*Given data*:

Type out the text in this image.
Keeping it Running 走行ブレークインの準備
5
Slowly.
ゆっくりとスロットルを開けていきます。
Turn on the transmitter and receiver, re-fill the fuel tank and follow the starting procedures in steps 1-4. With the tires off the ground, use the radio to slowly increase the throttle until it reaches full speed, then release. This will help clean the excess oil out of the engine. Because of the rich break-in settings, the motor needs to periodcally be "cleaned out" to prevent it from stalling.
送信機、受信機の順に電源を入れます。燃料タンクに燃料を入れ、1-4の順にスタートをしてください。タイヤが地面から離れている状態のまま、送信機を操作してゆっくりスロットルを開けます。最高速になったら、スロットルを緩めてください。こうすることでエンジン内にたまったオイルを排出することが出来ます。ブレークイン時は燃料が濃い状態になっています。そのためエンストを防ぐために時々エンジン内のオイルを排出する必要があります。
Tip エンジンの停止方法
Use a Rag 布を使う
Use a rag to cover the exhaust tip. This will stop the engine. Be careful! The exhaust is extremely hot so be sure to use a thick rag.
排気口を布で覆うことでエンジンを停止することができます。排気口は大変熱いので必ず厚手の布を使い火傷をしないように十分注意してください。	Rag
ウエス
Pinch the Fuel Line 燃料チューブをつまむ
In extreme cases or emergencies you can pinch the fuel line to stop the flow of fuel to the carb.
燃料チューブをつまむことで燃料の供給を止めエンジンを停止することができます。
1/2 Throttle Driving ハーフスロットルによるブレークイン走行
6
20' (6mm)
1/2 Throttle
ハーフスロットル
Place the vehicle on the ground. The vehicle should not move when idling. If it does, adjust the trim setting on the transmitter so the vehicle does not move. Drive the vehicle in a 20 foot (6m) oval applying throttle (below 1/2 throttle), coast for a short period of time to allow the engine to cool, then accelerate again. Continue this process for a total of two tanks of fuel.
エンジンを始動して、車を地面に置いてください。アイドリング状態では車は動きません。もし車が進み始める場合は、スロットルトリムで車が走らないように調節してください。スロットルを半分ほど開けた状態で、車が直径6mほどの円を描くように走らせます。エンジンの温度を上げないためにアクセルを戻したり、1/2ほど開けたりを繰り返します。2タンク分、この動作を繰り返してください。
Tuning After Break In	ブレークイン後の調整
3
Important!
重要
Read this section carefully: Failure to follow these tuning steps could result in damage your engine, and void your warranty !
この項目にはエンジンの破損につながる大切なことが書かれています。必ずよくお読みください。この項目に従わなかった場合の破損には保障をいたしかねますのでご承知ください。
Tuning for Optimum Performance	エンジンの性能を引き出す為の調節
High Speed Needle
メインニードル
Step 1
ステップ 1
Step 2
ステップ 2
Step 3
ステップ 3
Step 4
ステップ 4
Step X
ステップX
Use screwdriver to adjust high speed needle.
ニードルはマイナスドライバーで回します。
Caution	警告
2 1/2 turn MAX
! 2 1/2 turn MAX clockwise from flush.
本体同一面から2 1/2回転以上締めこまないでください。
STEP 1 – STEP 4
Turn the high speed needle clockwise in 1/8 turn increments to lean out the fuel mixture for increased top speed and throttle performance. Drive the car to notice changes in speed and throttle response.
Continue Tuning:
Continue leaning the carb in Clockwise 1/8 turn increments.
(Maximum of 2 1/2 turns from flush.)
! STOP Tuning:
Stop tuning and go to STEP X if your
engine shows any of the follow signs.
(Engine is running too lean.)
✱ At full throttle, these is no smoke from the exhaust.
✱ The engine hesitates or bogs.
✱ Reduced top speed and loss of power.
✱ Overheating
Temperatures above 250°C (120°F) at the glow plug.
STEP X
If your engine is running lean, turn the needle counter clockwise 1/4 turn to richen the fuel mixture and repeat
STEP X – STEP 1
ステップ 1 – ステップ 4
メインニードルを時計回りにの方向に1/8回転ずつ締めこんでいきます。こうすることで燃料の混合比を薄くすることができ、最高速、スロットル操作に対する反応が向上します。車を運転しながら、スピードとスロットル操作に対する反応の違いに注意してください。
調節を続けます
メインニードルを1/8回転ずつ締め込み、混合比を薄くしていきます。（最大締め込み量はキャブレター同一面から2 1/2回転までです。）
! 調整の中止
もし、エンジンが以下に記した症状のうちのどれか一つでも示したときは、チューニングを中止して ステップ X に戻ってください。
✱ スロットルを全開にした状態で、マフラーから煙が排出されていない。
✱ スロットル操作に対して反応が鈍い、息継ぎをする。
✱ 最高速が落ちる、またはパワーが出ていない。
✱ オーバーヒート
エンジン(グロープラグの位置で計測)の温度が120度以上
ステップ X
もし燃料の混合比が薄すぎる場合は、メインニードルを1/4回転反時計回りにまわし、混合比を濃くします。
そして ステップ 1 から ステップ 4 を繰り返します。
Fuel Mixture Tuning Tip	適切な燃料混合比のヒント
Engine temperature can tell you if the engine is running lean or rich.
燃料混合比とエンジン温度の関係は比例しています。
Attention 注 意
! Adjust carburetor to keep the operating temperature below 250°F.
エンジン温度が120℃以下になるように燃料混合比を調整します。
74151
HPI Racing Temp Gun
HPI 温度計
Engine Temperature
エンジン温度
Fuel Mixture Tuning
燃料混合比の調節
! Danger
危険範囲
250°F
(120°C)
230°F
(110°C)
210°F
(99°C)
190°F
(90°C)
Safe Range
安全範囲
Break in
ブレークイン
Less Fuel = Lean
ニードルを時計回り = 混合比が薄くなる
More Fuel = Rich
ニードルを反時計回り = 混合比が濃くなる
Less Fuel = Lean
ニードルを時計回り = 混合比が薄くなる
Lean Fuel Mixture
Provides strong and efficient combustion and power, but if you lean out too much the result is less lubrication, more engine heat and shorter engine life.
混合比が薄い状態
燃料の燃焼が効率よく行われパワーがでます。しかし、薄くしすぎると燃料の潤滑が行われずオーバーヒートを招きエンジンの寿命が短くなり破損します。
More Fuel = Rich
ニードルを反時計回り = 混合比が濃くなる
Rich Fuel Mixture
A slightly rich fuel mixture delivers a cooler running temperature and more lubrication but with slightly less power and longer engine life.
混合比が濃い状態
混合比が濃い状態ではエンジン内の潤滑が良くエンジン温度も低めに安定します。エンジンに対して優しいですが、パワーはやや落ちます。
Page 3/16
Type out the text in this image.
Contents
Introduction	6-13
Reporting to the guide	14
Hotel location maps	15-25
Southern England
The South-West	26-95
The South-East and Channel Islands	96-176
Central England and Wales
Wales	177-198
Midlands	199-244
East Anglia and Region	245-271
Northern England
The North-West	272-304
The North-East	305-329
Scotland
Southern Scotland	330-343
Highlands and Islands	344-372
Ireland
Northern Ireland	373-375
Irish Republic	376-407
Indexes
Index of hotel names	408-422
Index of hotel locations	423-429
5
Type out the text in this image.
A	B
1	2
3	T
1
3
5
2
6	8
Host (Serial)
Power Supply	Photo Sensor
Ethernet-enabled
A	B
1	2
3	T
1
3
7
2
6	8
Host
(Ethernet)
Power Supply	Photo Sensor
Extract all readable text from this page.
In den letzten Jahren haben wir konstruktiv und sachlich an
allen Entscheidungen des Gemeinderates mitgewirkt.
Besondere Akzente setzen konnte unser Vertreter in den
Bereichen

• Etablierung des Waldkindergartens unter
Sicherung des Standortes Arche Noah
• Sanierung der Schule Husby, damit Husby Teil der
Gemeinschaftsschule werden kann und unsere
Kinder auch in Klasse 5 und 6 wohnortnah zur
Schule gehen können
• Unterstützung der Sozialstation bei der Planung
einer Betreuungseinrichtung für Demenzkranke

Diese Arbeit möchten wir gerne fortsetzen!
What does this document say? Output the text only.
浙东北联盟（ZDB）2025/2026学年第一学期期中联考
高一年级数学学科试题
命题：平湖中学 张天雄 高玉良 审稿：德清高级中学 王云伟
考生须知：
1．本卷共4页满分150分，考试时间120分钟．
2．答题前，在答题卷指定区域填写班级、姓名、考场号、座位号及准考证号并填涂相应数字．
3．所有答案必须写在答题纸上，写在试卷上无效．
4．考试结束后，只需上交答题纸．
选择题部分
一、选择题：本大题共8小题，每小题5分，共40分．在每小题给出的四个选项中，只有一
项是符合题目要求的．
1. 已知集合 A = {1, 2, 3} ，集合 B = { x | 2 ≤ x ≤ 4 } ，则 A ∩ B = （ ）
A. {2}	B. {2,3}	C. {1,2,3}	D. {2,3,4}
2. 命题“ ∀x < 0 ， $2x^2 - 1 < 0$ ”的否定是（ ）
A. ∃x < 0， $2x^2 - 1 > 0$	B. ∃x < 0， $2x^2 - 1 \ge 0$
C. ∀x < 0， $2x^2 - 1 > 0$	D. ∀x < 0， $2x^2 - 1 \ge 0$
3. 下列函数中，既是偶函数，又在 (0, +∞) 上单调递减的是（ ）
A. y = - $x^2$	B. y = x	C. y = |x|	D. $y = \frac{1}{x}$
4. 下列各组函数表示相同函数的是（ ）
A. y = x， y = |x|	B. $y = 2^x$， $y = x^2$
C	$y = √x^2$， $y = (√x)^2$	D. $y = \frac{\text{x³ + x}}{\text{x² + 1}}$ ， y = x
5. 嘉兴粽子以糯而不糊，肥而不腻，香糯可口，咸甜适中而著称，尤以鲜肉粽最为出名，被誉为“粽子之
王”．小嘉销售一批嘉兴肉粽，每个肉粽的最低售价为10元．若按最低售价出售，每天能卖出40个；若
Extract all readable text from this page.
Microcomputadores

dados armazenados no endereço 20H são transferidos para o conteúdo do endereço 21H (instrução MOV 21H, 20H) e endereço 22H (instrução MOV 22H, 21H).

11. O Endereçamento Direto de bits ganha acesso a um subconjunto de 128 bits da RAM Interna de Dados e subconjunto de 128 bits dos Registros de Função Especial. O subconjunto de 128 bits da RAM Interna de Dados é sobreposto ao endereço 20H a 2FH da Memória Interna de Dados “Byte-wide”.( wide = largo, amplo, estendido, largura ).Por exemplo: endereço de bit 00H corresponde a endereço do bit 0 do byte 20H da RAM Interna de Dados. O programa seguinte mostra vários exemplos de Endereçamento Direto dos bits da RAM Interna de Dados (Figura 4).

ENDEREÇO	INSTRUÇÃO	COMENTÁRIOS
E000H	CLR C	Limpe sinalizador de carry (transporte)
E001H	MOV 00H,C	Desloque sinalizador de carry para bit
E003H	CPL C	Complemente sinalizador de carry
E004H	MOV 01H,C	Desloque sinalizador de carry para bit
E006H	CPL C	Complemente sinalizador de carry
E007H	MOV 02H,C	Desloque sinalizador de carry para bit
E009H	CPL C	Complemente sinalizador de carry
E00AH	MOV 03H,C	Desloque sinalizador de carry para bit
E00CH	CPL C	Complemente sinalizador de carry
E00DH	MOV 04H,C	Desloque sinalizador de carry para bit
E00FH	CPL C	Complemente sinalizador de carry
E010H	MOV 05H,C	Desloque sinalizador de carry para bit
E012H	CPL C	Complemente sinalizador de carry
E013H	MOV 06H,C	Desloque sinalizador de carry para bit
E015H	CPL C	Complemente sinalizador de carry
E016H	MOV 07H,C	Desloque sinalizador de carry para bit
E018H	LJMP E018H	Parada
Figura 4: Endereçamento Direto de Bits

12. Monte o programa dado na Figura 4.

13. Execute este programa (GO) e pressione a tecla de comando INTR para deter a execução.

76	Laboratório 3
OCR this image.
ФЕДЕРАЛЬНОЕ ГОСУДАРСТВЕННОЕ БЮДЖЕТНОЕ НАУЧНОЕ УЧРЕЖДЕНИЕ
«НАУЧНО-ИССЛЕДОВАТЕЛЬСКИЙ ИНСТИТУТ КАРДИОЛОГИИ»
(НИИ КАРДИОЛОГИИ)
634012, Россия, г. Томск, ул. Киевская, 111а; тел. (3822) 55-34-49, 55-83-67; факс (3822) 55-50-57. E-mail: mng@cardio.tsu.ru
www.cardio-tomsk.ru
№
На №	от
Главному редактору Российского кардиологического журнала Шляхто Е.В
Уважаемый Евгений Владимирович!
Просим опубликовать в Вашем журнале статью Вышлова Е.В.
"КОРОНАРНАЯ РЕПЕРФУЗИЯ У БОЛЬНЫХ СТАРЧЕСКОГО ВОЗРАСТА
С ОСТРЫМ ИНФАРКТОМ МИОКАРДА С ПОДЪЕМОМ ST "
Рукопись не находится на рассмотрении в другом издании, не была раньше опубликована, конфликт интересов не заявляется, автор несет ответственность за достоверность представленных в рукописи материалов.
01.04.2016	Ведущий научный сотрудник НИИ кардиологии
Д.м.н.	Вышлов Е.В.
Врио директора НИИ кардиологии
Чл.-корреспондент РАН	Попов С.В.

*Your instructions*: Set down, exactly and in full, the lines from the one containing "OCR this image." through the end of the entries; no other line belongs.

*Finished task*:
OCR this image.
ФЕДЕРАЛЬНОЕ ГОСУДАРСТВЕННОЕ БЮДЖЕТНОЕ НАУЧНОЕ УЧРЕЖДЕНИЕ
«НАУЧНО-ИССЛЕДОВАТЕЛЬСКИЙ ИНСТИТУТ КАРДИОЛОГИИ»
(НИИ КАРДИОЛОГИИ)
634012, Россия, г. Томск, ул. Киевская, 111а; тел. (3822) 55-34-49, 55-83-67; факс (3822) 55-50-57. E-mail: mng@cardio.tsu.ru
www.cardio-tomsk.ru
№
На №	от
Главному редактору Российского кардиологического журнала Шляхто Е.В
Уважаемый Евгений Владимирович!
Просим опубликовать в Вашем журнале статью Вышлова Е.В.
"КОРОНАРНАЯ РЕПЕРФУЗИЯ У БОЛЬНЫХ СТАРЧЕСКОГО ВОЗРАСТА
С ОСТРЫМ ИНФАРКТОМ МИОКАРДА С ПОДЪЕМОМ ST "
Рукопись не находится на рассмотрении в другом издании, не была раньше опубликована, конфликт интересов не заявляется, автор несет ответственность за достоверность представленных в рукописи материалов.
01.04.2016	Ведущий научный сотрудник НИИ кардиологии
Д.м.н.	Вышлов Е.В.
Врио директора НИИ кардиологии
Чл.-корреспондент РАН	Попов С.В.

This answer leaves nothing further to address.